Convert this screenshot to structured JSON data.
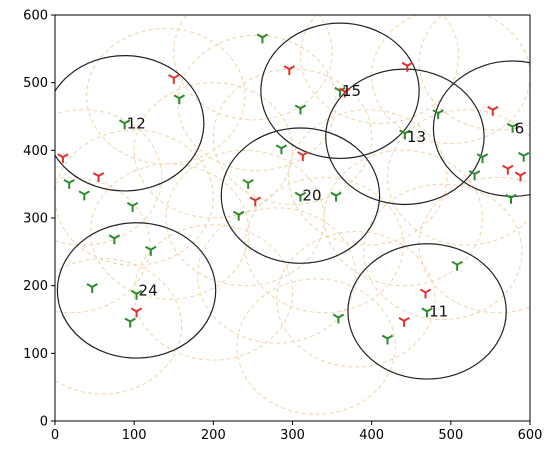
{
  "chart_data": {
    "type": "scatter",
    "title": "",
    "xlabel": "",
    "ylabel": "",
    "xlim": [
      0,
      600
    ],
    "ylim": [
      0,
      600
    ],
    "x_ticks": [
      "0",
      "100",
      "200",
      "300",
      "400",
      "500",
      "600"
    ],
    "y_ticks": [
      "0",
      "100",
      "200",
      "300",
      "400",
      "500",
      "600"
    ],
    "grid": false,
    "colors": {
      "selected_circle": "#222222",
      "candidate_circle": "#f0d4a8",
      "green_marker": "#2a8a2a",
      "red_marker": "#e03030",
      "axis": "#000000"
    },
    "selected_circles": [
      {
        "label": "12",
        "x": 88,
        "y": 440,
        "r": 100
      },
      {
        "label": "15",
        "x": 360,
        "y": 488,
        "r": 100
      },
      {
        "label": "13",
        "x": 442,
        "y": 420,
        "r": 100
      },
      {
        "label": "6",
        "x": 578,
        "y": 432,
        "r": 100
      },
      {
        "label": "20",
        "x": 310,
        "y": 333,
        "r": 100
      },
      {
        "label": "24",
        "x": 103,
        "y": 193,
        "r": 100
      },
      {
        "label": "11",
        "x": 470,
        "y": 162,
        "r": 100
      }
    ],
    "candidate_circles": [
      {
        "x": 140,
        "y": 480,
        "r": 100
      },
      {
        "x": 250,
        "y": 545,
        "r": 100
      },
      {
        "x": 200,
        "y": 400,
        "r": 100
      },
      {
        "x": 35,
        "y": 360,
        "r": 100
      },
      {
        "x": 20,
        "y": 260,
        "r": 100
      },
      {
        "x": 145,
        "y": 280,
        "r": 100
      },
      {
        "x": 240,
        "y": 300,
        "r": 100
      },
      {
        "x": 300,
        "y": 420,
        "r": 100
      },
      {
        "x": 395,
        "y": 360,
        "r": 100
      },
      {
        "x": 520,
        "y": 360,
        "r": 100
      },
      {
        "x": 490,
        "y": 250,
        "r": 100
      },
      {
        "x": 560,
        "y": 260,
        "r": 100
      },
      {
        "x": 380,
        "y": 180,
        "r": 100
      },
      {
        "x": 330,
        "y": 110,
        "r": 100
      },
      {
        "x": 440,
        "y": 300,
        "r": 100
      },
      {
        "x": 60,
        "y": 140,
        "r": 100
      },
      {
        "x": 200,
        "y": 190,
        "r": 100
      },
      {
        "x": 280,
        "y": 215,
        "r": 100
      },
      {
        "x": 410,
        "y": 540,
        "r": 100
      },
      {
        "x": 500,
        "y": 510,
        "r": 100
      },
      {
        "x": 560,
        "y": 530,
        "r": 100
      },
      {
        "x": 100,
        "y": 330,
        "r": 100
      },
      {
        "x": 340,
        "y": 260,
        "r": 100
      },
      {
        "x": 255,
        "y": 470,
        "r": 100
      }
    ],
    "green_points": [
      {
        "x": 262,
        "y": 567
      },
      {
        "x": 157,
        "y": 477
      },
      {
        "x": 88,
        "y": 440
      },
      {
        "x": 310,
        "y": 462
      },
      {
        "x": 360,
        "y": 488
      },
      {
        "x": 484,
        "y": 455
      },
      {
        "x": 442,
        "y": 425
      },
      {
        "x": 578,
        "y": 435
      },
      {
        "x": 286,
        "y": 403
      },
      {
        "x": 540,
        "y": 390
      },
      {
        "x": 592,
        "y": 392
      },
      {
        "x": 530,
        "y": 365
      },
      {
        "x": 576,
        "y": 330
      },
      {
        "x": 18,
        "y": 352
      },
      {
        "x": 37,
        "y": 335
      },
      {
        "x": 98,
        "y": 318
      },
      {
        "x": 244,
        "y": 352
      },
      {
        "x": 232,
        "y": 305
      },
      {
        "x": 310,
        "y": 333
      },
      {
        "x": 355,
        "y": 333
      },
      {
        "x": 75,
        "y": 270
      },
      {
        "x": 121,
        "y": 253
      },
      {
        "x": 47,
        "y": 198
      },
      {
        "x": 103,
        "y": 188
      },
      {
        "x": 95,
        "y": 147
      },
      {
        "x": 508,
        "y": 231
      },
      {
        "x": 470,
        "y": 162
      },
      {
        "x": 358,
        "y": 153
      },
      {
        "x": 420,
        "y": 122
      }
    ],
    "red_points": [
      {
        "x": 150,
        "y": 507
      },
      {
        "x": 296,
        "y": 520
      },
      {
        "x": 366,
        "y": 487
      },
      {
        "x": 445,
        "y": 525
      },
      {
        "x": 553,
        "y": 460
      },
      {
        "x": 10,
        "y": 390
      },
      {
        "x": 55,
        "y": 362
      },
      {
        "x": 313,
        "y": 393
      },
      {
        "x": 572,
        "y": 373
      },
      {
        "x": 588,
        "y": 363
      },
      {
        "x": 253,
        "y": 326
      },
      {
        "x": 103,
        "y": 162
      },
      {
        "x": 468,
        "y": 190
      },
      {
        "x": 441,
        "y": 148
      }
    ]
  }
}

- **What is being asked**: Your task is to retype all the entries exactly and leave out any pictures.

- **The answer**:
Convert this screenshot to structured JSON data.
{
  "chart_data": {
    "type": "scatter",
    "title": "",
    "xlabel": "",
    "ylabel": "",
    "xlim": [
      0,
      600
    ],
    "ylim": [
      0,
      600
    ],
    "x_ticks": [
      "0",
      "100",
      "200",
      "300",
      "400",
      "500",
      "600"
    ],
    "y_ticks": [
      "0",
      "100",
      "200",
      "300",
      "400",
      "500",
      "600"
    ],
    "grid": false,
    "colors": {
      "selected_circle": "#222222",
      "candidate_circle": "#f0d4a8",
      "green_marker": "#2a8a2a",
      "red_marker": "#e03030",
      "axis": "#000000"
    },
    "selected_circles": [
      {
        "label": "12",
        "x": 88,
        "y": 440,
        "r": 100
      },
      {
        "label": "15",
        "x": 360,
        "y": 488,
        "r": 100
      },
      {
        "label": "13",
        "x": 442,
        "y": 420,
        "r": 100
      },
      {
        "label": "6",
        "x": 578,
        "y": 432,
        "r": 100
      },
      {
        "label": "20",
        "x": 310,
        "y": 333,
        "r": 100
      },
      {
        "label": "24",
        "x": 103,
        "y": 193,
        "r": 100
      },
      {
        "label": "11",
        "x": 470,
        "y": 162,
        "r": 100
      }
    ],
    "candidate_circles": [
      {
        "x": 140,
        "y": 480,
        "r": 100
      },
      {
        "x": 250,
        "y": 545,
        "r": 100
      },
      {
        "x": 200,
        "y": 400,
        "r": 100
      },
      {
        "x": 35,
        "y": 360,
        "r": 100
      },
      {
        "x": 20,
        "y": 260,
        "r": 100
      },
      {
        "x": 145,
        "y": 280,
        "r": 100
      },
      {
        "x": 240,
        "y": 300,
        "r": 100
      },
      {
        "x": 300,
        "y": 420,
        "r": 100
      },
      {
        "x": 395,
        "y": 360,
        "r": 100
      },
      {
        "x": 520,
        "y": 360,
        "r": 100
      },
      {
        "x": 490,
        "y": 250,
        "r": 100
      },
      {
        "x": 560,
        "y": 260,
        "r": 100
      },
      {
        "x": 380,
        "y": 180,
        "r": 100
      },
      {
        "x": 330,
        "y": 110,
        "r": 100
      },
      {
        "x": 440,
        "y": 300,
        "r": 100
      },
      {
        "x": 60,
        "y": 140,
        "r": 100
      },
      {
        "x": 200,
        "y": 190,
        "r": 100
      },
      {
        "x": 280,
        "y": 215,
        "r": 100
      },
      {
        "x": 410,
        "y": 540,
        "r": 100
      },
      {
        "x": 500,
        "y": 510,
        "r": 100
      },
      {
        "x": 560,
        "y": 530,
        "r": 100
      },
      {
        "x": 100,
        "y": 330,
        "r": 100
      },
      {
        "x": 340,
        "y": 260,
        "r": 100
      },
      {
        "x": 255,
        "y": 470,
        "r": 100
      }
    ],
    "green_points": [
      {
        "x": 262,
        "y": 567
      },
      {
        "x": 157,
        "y": 477
      },
      {
        "x": 88,
        "y": 440
      },
      {
        "x": 310,
        "y": 462
      },
      {
        "x": 360,
        "y": 488
      },
      {
        "x": 484,
        "y": 455
      },
      {
        "x": 442,
        "y": 425
      },
      {
        "x": 578,
        "y": 435
      },
      {
        "x": 286,
        "y": 403
      },
      {
        "x": 540,
        "y": 390
      },
      {
        "x": 592,
        "y": 392
      },
      {
        "x": 530,
        "y": 365
      },
      {
        "x": 576,
        "y": 330
      },
      {
        "x": 18,
        "y": 352
      },
      {
        "x": 37,
        "y": 335
      },
      {
        "x": 98,
        "y": 318
      },
      {
        "x": 244,
        "y": 352
      },
      {
        "x": 232,
        "y": 305
      },
      {
        "x": 310,
        "y": 333
      },
      {
        "x": 355,
        "y": 333
      },
      {
        "x": 75,
        "y": 270
      },
      {
        "x": 121,
        "y": 253
      },
      {
        "x": 47,
        "y": 198
      },
      {
        "x": 103,
        "y": 188
      },
      {
        "x": 95,
        "y": 147
      },
      {
        "x": 508,
        "y": 231
      },
      {
        "x": 470,
        "y": 162
      },
      {
        "x": 358,
        "y": 153
      },
      {
        "x": 420,
        "y": 122
      }
    ],
    "red_points": [
      {
        "x": 150,
        "y": 507
      },
      {
        "x": 296,
        "y": 520
      },
      {
        "x": 366,
        "y": 487
      },
      {
        "x": 445,
        "y": 525
      },
      {
        "x": 553,
        "y": 460
      },
      {
        "x": 10,
        "y": 390
      },
      {
        "x": 55,
        "y": 362
      },
      {
        "x": 313,
        "y": 393
      },
      {
        "x": 572,
        "y": 373
      },
      {
        "x": 588,
        "y": 363
      },
      {
        "x": 253,
        "y": 326
      },
      {
        "x": 103,
        "y": 162
      },
      {
        "x": 468,
        "y": 190
      },
      {
        "x": 441,
        "y": 148
      }
    ]
  }
}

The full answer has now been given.